___ Available data

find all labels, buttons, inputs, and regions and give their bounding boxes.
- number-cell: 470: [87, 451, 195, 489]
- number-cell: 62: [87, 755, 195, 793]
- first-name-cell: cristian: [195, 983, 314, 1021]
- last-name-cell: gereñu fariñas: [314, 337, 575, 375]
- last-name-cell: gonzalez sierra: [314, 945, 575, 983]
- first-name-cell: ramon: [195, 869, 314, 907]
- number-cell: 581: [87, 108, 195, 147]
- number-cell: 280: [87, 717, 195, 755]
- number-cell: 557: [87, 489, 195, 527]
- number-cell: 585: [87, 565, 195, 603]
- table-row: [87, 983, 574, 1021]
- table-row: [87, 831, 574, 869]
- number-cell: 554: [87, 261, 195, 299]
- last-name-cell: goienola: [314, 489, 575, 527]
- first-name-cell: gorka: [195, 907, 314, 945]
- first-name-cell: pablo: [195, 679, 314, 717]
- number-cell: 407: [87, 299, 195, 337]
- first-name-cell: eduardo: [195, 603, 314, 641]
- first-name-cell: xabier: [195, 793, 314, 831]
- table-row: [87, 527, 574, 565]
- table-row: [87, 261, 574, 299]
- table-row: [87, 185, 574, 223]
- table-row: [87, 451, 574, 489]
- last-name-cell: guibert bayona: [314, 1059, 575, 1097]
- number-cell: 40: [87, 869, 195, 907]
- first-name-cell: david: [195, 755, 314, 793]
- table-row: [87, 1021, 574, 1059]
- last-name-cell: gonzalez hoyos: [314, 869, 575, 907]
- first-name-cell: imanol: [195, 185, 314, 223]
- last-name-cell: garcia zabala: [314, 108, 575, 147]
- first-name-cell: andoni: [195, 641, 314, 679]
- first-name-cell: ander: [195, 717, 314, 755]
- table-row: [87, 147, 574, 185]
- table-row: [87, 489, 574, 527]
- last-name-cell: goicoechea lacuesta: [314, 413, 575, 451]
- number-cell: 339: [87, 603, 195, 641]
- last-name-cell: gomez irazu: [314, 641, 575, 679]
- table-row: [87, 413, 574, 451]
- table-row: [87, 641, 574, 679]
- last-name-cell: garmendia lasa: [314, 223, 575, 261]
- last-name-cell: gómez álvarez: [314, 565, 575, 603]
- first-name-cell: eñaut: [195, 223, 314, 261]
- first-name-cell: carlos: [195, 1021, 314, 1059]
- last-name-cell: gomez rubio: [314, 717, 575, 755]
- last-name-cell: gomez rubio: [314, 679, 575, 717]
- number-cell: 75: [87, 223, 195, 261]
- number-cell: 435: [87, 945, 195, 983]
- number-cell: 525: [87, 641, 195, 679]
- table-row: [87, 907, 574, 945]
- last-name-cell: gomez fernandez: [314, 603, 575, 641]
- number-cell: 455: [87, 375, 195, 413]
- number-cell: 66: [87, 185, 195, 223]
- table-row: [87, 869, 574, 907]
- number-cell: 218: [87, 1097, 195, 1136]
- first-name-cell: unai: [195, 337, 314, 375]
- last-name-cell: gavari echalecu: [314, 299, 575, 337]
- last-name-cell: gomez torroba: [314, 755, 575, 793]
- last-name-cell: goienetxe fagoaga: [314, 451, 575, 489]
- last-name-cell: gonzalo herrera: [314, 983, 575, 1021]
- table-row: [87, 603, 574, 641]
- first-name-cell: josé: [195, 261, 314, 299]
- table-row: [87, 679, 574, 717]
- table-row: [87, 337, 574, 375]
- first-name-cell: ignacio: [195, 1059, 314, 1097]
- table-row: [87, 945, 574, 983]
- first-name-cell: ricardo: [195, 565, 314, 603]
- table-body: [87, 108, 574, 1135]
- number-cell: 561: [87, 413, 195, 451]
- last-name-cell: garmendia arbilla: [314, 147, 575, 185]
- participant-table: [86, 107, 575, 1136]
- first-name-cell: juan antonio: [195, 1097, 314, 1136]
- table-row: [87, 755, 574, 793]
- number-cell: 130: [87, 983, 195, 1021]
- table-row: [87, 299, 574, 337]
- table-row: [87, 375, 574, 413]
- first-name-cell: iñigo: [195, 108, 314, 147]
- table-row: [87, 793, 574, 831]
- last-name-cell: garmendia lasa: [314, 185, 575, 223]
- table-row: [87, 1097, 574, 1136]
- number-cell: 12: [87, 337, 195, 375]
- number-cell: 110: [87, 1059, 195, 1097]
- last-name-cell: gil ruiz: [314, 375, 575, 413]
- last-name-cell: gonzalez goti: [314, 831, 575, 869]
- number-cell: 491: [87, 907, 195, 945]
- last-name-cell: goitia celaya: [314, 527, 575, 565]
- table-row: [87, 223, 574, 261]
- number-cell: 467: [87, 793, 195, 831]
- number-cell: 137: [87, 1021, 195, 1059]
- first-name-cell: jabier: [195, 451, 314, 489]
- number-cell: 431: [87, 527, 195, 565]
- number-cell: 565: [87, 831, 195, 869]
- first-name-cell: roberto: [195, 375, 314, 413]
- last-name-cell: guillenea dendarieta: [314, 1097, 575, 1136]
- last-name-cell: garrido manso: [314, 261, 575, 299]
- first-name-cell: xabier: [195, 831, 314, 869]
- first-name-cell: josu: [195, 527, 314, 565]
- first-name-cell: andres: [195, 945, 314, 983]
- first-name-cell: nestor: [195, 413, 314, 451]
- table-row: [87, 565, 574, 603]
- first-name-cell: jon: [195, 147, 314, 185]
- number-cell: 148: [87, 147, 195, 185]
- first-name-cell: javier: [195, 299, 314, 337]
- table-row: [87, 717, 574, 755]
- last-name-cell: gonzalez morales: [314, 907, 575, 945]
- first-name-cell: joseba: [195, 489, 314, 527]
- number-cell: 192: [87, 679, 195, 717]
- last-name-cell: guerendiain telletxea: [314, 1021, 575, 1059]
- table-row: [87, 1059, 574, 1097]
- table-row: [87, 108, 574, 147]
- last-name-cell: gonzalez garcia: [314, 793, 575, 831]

______

■ Required task ■
Copy all of the lines above again, putting "row" wherever "table-row" appears and leaving everything else unchanged.

■ Final result ■
find all labels, buttons, inputs, and regions and give their bounding boxes.
- number-cell: 470: [87, 451, 195, 489]
- number-cell: 62: [87, 755, 195, 793]
- first-name-cell: cristian: [195, 983, 314, 1021]
- last-name-cell: gereñu fariñas: [314, 337, 575, 375]
- last-name-cell: gonzalez sierra: [314, 945, 575, 983]
- first-name-cell: ramon: [195, 869, 314, 907]
- number-cell: 581: [87, 108, 195, 147]
- number-cell: 280: [87, 717, 195, 755]
- number-cell: 557: [87, 489, 195, 527]
- number-cell: 585: [87, 565, 195, 603]
- row: [87, 983, 574, 1021]
- row: [87, 831, 574, 869]
- number-cell: 554: [87, 261, 195, 299]
- last-name-cell: goienola: [314, 489, 575, 527]
- first-name-cell: gorka: [195, 907, 314, 945]
- first-name-cell: pablo: [195, 679, 314, 717]
- number-cell: 407: [87, 299, 195, 337]
- first-name-cell: eduardo: [195, 603, 314, 641]
- first-name-cell: xabier: [195, 793, 314, 831]
- row: [87, 527, 574, 565]
- row: [87, 261, 574, 299]
- row: [87, 185, 574, 223]
- row: [87, 451, 574, 489]
- last-name-cell: guibert bayona: [314, 1059, 575, 1097]
- number-cell: 40: [87, 869, 195, 907]
- first-name-cell: david: [195, 755, 314, 793]
- row: [87, 1021, 574, 1059]
- last-name-cell: gonzalez hoyos: [314, 869, 575, 907]
- first-name-cell: imanol: [195, 185, 314, 223]
- last-name-cell: garcia zabala: [314, 108, 575, 147]
- first-name-cell: andoni: [195, 641, 314, 679]
- first-name-cell: ander: [195, 717, 314, 755]
- row: [87, 147, 574, 185]
- row: [87, 489, 574, 527]
- last-name-cell: goicoechea lacuesta: [314, 413, 575, 451]
- number-cell: 339: [87, 603, 195, 641]
- last-name-cell: gomez irazu: [314, 641, 575, 679]
- row: [87, 413, 574, 451]
- row: [87, 641, 574, 679]
- last-name-cell: garmendia lasa: [314, 223, 575, 261]
- last-name-cell: gómez álvarez: [314, 565, 575, 603]
- first-name-cell: eñaut: [195, 223, 314, 261]
- first-name-cell: carlos: [195, 1021, 314, 1059]
- last-name-cell: gomez rubio: [314, 717, 575, 755]
- last-name-cell: gomez rubio: [314, 679, 575, 717]
- number-cell: 75: [87, 223, 195, 261]
- number-cell: 435: [87, 945, 195, 983]
- number-cell: 525: [87, 641, 195, 679]
- row: [87, 907, 574, 945]
- last-name-cell: gomez fernandez: [314, 603, 575, 641]
- number-cell: 455: [87, 375, 195, 413]
- number-cell: 66: [87, 185, 195, 223]
- row: [87, 869, 574, 907]
- number-cell: 218: [87, 1097, 195, 1136]
- first-name-cell: unai: [195, 337, 314, 375]
- last-name-cell: gavari echalecu: [314, 299, 575, 337]
- last-name-cell: gomez torroba: [314, 755, 575, 793]
- last-name-cell: goienetxe fagoaga: [314, 451, 575, 489]
- last-name-cell: gonzalo herrera: [314, 983, 575, 1021]
- row: [87, 603, 574, 641]
- first-name-cell: josé: [195, 261, 314, 299]
- row: [87, 679, 574, 717]
- row: [87, 337, 574, 375]
- first-name-cell: ignacio: [195, 1059, 314, 1097]
- row: [87, 945, 574, 983]
- first-name-cell: ricardo: [195, 565, 314, 603]
- table-body: [87, 108, 574, 1135]
- number-cell: 561: [87, 413, 195, 451]
- last-name-cell: garmendia arbilla: [314, 147, 575, 185]
- participant-table: [86, 107, 575, 1136]
- first-name-cell: juan antonio: [195, 1097, 314, 1136]
- row: [87, 755, 574, 793]
- number-cell: 130: [87, 983, 195, 1021]
- row: [87, 299, 574, 337]
- row: [87, 375, 574, 413]
- first-name-cell: iñigo: [195, 108, 314, 147]
- row: [87, 793, 574, 831]
- last-name-cell: garmendia lasa: [314, 185, 575, 223]
- row: [87, 1097, 574, 1136]
- number-cell: 12: [87, 337, 195, 375]
- number-cell: 110: [87, 1059, 195, 1097]
- last-name-cell: gil ruiz: [314, 375, 575, 413]
- last-name-cell: gonzalez goti: [314, 831, 575, 869]
- number-cell: 491: [87, 907, 195, 945]
- last-name-cell: goitia celaya: [314, 527, 575, 565]
- row: [87, 223, 574, 261]
- number-cell: 467: [87, 793, 195, 831]
- number-cell: 137: [87, 1021, 195, 1059]
- first-name-cell: jabier: [195, 451, 314, 489]
- number-cell: 431: [87, 527, 195, 565]
- number-cell: 565: [87, 831, 195, 869]
- first-name-cell: roberto: [195, 375, 314, 413]
- last-name-cell: guillenea dendarieta: [314, 1097, 575, 1136]
- last-name-cell: garrido manso: [314, 261, 575, 299]
- first-name-cell: xabier: [195, 831, 314, 869]
- first-name-cell: josu: [195, 527, 314, 565]
- first-name-cell: andres: [195, 945, 314, 983]
- first-name-cell: nestor: [195, 413, 314, 451]
- row: [87, 565, 574, 603]
- first-name-cell: jon: [195, 147, 314, 185]
- number-cell: 148: [87, 147, 195, 185]
- first-name-cell: javier: [195, 299, 314, 337]
- row: [87, 717, 574, 755]
- last-name-cell: gonzalez morales: [314, 907, 575, 945]
- first-name-cell: joseba: [195, 489, 314, 527]
- number-cell: 192: [87, 679, 195, 717]
- last-name-cell: guerendiain telletxea: [314, 1021, 575, 1059]
- row: [87, 1059, 574, 1097]
- row: [87, 108, 574, 147]
- last-name-cell: gonzalez garcia: [314, 793, 575, 831]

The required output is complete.